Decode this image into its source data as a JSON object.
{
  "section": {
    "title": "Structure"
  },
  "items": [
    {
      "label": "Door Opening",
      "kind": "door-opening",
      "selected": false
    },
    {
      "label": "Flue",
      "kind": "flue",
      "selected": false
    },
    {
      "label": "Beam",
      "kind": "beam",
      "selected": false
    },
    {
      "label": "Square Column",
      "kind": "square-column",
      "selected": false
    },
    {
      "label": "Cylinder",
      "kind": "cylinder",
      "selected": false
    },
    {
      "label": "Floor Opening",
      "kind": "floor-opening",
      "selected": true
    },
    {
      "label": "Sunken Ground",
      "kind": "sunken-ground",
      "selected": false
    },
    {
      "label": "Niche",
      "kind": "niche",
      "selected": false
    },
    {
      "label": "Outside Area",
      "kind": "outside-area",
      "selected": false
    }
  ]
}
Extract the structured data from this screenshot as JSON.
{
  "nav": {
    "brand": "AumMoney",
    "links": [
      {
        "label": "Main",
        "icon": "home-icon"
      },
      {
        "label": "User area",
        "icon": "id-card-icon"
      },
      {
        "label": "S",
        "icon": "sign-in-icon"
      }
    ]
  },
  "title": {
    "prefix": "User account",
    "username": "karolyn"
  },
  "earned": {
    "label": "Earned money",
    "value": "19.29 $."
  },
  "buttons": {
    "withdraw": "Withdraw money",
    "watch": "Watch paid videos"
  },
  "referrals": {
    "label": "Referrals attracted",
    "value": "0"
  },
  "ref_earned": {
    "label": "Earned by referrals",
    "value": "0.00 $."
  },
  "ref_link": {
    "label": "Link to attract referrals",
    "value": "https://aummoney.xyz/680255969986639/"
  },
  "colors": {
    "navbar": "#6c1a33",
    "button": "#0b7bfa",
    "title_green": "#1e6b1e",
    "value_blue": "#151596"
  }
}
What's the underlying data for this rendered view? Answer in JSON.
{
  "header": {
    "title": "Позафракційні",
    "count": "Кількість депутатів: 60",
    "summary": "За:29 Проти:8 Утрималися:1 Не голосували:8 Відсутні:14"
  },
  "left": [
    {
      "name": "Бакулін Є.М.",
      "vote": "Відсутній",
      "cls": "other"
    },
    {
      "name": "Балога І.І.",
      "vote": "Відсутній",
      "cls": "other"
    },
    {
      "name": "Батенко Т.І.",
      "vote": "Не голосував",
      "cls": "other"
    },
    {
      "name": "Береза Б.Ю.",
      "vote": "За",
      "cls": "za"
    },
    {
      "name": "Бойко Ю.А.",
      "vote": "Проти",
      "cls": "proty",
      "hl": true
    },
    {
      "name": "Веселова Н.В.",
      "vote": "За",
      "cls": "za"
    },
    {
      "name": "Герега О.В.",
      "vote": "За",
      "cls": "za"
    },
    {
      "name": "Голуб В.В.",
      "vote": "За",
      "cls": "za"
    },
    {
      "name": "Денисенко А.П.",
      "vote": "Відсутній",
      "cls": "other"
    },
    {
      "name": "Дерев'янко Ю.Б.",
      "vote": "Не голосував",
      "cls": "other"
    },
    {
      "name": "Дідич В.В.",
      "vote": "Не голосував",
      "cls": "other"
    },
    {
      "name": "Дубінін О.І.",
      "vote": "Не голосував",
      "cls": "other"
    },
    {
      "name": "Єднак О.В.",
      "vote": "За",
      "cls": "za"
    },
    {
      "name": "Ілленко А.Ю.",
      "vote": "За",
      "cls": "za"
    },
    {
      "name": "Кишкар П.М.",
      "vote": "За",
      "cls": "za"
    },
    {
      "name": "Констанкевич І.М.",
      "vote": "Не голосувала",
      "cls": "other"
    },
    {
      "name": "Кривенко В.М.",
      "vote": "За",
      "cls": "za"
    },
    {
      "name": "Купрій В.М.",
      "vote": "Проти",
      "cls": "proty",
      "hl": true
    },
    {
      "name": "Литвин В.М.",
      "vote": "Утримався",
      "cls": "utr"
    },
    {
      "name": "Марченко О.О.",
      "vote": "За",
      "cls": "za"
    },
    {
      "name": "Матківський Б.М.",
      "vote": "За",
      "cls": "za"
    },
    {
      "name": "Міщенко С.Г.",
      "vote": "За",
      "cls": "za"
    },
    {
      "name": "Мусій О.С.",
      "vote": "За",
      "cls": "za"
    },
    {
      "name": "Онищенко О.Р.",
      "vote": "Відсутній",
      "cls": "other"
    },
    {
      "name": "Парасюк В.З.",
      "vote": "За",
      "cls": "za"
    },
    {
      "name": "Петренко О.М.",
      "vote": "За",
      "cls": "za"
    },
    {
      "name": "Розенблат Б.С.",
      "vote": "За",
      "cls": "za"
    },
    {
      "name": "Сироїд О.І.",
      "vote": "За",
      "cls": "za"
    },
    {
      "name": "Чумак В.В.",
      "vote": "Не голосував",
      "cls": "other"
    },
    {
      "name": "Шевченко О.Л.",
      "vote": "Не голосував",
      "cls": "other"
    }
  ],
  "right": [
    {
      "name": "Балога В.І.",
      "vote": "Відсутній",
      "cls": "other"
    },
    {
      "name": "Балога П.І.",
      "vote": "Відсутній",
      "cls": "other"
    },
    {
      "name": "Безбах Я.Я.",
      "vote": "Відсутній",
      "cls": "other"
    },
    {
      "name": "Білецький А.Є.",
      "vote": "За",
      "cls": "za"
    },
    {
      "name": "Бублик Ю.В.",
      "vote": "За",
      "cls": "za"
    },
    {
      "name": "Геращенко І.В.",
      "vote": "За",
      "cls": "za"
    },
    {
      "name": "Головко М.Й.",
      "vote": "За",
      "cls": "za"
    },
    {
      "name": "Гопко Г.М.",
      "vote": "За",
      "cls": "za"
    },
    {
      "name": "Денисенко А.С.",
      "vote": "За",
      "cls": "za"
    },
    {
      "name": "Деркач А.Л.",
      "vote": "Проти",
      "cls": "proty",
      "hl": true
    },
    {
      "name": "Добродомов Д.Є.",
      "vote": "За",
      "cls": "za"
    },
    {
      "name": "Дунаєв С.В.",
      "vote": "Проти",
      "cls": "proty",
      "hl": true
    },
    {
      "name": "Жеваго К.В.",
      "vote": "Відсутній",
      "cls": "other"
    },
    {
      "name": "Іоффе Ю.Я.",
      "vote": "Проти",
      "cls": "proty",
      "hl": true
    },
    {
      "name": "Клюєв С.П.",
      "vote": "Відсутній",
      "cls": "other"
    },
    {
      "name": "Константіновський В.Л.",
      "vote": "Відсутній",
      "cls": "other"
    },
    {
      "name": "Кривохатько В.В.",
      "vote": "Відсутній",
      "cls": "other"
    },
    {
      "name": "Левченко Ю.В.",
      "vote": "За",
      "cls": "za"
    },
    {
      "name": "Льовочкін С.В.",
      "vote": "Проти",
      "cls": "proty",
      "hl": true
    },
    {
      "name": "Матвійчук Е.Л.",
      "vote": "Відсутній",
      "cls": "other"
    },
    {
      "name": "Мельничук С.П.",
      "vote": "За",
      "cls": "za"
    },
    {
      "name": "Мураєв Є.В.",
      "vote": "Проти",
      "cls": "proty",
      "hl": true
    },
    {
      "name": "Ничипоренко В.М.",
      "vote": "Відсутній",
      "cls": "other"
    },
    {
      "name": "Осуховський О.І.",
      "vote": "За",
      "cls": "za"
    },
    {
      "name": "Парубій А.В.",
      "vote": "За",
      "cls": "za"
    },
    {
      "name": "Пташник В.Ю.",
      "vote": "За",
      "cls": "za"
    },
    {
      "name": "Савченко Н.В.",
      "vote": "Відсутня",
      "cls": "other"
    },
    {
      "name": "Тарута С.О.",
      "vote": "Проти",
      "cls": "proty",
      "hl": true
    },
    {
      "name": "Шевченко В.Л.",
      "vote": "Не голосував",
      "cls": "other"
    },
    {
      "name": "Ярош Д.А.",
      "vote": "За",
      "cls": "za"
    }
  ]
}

## EXERCISE REQUIREMENTS
Tally up the lines holding the string "Денисенко" in this listing, and report the total alone.

## EXERCISE RESPONSE
2